Stored records:
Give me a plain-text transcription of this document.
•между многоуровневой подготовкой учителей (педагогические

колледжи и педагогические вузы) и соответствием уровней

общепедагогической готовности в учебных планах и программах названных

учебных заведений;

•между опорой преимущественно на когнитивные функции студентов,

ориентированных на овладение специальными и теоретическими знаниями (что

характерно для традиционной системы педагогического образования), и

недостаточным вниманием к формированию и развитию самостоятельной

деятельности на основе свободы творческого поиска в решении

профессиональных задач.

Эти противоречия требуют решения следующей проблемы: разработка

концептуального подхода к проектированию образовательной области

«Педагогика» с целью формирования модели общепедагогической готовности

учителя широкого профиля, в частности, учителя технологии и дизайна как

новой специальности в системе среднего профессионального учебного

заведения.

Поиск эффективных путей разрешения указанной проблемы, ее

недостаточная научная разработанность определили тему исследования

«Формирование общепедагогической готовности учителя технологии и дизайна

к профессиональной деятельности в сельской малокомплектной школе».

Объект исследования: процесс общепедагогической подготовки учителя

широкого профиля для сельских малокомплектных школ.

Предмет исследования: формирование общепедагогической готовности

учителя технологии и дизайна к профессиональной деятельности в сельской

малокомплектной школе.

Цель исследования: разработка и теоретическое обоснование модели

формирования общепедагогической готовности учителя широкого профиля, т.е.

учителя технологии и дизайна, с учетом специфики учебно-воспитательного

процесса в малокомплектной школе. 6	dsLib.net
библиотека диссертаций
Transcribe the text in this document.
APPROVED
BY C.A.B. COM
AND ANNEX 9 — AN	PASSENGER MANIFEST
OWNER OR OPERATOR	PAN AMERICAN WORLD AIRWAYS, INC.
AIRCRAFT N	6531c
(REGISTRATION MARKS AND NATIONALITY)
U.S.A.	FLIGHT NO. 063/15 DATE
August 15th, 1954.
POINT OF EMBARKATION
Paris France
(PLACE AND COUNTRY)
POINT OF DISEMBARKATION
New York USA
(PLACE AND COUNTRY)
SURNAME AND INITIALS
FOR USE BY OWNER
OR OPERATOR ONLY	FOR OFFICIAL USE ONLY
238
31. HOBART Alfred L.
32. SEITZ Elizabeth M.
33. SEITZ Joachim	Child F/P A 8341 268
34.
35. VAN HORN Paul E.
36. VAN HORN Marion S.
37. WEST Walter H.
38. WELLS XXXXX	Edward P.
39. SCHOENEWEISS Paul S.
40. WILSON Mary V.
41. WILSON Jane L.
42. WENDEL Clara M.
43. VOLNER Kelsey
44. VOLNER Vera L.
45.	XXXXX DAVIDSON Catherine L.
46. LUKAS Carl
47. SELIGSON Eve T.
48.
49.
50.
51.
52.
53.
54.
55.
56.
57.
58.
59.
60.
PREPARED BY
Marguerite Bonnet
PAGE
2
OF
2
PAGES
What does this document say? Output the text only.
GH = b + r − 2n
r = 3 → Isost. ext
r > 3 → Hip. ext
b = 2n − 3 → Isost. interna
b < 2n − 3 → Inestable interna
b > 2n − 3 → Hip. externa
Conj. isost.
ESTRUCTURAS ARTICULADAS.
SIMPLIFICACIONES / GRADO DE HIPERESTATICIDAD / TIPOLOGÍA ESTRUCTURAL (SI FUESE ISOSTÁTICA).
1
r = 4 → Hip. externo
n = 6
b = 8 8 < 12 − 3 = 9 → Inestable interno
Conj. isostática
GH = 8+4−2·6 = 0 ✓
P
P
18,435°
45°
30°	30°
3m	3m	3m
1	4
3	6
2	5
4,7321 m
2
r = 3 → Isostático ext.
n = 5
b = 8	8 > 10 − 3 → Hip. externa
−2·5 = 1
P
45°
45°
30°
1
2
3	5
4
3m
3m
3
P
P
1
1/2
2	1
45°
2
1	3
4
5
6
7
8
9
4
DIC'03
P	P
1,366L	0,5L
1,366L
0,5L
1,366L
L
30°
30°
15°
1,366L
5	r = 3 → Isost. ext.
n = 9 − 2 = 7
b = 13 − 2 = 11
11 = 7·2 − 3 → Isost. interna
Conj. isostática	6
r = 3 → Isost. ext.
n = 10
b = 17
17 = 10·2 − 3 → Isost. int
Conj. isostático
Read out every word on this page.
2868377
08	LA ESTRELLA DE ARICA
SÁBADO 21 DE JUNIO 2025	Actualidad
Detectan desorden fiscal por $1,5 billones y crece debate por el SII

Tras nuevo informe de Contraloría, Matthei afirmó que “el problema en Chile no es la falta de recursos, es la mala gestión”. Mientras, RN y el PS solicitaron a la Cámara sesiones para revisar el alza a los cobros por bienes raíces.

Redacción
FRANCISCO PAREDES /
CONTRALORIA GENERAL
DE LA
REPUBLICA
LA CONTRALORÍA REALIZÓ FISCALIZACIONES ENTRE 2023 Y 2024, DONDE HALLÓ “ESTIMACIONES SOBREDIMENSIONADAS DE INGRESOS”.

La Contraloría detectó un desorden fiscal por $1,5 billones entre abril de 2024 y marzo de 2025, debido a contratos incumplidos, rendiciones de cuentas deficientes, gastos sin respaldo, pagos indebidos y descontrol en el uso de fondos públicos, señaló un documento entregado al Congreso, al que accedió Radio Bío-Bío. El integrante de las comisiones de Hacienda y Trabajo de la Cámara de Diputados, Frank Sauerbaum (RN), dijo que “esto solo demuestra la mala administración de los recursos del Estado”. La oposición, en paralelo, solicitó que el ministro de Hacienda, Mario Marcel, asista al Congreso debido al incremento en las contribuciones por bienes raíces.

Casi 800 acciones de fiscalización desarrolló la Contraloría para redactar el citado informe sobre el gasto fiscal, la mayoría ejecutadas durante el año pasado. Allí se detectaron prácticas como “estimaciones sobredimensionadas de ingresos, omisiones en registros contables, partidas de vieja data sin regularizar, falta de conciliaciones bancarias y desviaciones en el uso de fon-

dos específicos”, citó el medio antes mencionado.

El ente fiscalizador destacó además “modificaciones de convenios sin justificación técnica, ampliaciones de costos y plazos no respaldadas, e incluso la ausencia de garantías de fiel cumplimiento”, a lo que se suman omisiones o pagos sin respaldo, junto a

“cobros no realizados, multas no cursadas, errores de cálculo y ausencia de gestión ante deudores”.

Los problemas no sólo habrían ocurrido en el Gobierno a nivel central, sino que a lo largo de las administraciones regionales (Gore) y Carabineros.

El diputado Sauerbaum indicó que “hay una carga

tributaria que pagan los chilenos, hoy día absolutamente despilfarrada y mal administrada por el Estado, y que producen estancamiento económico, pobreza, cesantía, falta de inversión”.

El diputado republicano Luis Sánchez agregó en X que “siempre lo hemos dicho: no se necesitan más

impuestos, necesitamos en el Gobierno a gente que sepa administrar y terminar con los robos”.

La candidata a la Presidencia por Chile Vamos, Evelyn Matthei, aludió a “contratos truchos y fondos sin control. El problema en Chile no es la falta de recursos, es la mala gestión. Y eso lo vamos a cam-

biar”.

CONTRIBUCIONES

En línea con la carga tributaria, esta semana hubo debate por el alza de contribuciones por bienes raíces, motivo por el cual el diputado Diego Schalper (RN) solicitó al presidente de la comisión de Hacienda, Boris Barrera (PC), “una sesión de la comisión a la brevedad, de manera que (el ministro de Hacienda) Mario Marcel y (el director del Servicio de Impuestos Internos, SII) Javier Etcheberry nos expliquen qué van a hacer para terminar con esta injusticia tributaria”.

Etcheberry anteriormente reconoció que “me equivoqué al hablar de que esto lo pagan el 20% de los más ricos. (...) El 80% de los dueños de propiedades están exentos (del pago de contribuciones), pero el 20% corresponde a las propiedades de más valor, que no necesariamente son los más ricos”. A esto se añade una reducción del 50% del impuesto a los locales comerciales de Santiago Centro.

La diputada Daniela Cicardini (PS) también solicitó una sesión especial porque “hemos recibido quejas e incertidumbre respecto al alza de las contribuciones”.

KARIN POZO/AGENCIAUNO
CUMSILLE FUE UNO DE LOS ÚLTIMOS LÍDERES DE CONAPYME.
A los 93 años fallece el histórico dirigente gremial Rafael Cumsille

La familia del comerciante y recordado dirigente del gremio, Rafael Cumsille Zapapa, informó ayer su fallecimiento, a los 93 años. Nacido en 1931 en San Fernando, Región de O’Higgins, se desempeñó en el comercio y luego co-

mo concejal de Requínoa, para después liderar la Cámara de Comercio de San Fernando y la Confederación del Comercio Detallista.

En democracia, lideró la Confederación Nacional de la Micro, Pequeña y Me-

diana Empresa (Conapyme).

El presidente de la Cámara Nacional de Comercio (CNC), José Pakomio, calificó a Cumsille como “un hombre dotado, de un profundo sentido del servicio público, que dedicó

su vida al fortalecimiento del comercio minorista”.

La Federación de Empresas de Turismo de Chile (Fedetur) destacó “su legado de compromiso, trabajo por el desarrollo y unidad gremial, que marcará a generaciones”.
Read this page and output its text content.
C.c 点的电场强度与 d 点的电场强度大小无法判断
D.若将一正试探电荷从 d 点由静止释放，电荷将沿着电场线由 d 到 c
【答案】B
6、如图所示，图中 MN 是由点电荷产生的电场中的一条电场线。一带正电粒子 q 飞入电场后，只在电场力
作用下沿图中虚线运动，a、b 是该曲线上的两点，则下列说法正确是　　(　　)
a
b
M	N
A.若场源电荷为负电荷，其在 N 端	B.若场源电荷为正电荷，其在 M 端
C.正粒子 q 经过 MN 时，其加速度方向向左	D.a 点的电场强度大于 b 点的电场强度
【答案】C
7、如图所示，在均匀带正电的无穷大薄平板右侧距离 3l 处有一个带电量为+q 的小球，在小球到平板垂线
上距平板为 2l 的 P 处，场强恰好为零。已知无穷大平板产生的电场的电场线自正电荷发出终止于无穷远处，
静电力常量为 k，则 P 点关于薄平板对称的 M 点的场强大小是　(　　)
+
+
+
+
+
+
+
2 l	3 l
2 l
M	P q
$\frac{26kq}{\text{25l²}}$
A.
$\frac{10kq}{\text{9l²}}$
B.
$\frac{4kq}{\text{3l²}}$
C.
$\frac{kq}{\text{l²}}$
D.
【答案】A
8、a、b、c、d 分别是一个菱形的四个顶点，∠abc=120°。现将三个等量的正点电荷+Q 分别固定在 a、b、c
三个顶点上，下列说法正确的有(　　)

> EXERCISE:
Pull every line containing the word "Fernando" out of the entries above.

> EXERCISE RESULT:
La familia del comerciante y recordado dirigente del gremio, Rafael Cumsille Zapapa, informó ayer su fallecimiento, a los 93 años. Nacido en 1931 en San Fernando, Región de O’Higgins, se desempeñó en el comercio y luego co-
mo concejal de Requínoa, para después liderar la Cámara de Comercio de San Fernando y la Confederación del Comercio Detallista.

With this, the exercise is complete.